Dell UltraSharp U2414H


----------



## Schauderwelz (31. Januar 2014)

Hmm shit  das wäre meine letzte 24 Zoll Hoffnung.....ich hoffe das Du nur nen Montagsmodell erwischst hast und das Dein neuer Deutlichst besser aussehen wird.


----------



## JoM79 (31. Januar 2014)

Das schlimme finde ich ja, das man so gut wie keinem Test mehr vertrauen kann.
Die testen da nen extra sample vom Hersteller und die Teile aus der Serienfertigung sind dann teilweise Schrott.


----------



## Wasabe (1. Februar 2014)

So der 2te U2414H kam heute an...leider ist dieses teil noch viel schlimmer. Werde beide jetzt zurück schicken. Jetzt steh ich vor der wahl :/ viele IPS Monitore scheinen ein Problem mit Lichthöfen zu haben :/ mein Budget liegt noch immer bei 250€! Freue mich auf Monitor empfehlungen.  MUSS: Höhenverstellbar Matter Rahmen 1920x1080 24 zoll  Rest ist eigentlich egal. Ob jetzt TN oder IPS ist mir jetzt auch egal. Ich brauche einfach einen guten monitor für mein Budget. Danke


----------



## Leitwolf200 (1. Februar 2014)

http://www.amazon.de/BenQ-GL2450HT-...qid=1391277975&sr=8-1&keywords=BenQ+XL2450HT?
Der ist aber glaube net matt.....wieso muss es umbedingt matt sein?
Ansonsten ist alles bei was de willst ist halt TN..
Die glänzenden Rahmen sind net mehr so schlimm wie früher spiegeln kaum noch..

++++++

Gib aus dem Auszug zum Dell U2414H die Stelle wortgetreu aus, beginnend mit „## Wasabe (1.“ und weiter bis einschließlich „ist halt TN..“.

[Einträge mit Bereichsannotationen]

++++++

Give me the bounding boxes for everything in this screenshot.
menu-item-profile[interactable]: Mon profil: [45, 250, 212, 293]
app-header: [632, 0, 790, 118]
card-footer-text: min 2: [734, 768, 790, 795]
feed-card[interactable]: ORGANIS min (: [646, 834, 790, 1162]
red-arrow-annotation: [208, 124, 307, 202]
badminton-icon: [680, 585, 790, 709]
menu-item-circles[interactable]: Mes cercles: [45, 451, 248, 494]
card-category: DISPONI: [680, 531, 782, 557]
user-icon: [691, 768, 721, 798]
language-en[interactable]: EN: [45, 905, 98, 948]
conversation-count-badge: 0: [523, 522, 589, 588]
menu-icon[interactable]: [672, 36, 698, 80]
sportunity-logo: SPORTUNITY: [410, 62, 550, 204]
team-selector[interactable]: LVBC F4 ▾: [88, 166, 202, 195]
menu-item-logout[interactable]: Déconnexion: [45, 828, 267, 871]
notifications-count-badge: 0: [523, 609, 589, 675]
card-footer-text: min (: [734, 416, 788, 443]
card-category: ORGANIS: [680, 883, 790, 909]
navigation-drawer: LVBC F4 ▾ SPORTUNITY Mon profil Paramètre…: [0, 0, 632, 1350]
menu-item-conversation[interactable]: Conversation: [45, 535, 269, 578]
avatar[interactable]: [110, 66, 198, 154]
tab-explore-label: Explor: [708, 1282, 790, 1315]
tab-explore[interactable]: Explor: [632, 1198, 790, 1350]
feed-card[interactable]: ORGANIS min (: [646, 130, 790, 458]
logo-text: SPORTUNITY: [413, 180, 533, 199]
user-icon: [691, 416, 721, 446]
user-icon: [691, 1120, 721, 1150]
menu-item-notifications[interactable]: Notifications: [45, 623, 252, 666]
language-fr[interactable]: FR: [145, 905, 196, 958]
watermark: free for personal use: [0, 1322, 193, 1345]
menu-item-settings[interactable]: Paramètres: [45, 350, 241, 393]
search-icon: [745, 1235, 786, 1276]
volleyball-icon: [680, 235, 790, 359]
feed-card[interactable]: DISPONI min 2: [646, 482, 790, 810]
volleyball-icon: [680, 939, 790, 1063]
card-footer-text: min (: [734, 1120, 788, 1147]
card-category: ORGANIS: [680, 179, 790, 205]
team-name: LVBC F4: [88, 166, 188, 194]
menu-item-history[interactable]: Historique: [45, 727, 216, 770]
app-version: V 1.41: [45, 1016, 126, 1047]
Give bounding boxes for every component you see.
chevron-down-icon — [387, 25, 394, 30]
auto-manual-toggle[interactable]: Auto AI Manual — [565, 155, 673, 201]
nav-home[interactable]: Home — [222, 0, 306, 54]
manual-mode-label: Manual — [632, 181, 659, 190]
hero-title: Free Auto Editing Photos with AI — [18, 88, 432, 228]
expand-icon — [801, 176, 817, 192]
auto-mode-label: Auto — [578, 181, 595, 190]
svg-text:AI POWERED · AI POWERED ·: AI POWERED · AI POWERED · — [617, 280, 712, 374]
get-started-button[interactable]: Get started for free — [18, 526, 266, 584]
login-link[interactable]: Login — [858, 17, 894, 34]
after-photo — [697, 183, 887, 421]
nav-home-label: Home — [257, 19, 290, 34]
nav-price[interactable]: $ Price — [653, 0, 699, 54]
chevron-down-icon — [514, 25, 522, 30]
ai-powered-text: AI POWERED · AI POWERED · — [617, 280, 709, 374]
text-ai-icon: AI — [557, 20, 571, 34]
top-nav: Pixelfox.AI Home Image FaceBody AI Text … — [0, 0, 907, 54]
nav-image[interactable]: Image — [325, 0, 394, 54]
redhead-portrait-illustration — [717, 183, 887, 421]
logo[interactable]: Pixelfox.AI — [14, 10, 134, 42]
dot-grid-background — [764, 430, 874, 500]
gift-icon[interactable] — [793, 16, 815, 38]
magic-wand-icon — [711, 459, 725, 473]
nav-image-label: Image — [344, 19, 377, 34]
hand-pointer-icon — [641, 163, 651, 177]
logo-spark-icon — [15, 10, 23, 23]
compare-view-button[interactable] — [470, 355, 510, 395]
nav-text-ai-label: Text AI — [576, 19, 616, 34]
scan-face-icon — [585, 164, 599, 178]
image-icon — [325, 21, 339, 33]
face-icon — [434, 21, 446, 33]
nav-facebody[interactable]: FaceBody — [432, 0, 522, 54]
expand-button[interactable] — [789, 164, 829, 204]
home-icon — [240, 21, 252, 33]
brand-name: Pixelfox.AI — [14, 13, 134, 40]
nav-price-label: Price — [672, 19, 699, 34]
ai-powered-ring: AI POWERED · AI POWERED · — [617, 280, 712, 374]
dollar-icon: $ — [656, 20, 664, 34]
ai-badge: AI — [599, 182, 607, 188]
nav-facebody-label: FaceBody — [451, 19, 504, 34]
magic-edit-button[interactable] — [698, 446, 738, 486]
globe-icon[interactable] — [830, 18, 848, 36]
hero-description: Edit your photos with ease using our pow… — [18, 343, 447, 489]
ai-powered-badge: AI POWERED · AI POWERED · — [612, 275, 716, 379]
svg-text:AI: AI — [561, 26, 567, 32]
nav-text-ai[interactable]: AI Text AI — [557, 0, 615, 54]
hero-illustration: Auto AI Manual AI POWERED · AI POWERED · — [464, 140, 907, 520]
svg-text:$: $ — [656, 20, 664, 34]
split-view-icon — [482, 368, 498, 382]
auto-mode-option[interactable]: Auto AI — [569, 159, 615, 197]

++++++

> _Antwort zur Aufgabe_
## Wasabe (1. Februar 2014)

So der 2te U2414H kam heute an...leider ist dieses teil noch viel schlimmer. Werde beide jetzt zurück schicken. Jetzt steh ich vor der wahl :/ viele IPS Monitore scheinen ein Problem mit Lichthöfen zu haben :/ mein Budget liegt noch immer bei 250€! Freue mich auf Monitor empfehlungen.  MUSS: Höhenverstellbar Matter Rahmen 1920x1080 24 zoll  Rest ist eigentlich egal. Ob jetzt TN oder IPS ist mir jetzt auch egal. Ich brauche einfach einen guten monitor für mein Budget. Danke


----------



## Leitwolf200 (1. Februar 2014)

http://www.amazon.de/BenQ-GL2450HT-...qid=1391277975&sr=8-1&keywords=BenQ+XL2450HT?
Der ist aber glaube net matt.....wieso muss es umbedingt matt sein?
Ansonsten ist alles bei was de willst ist halt TN..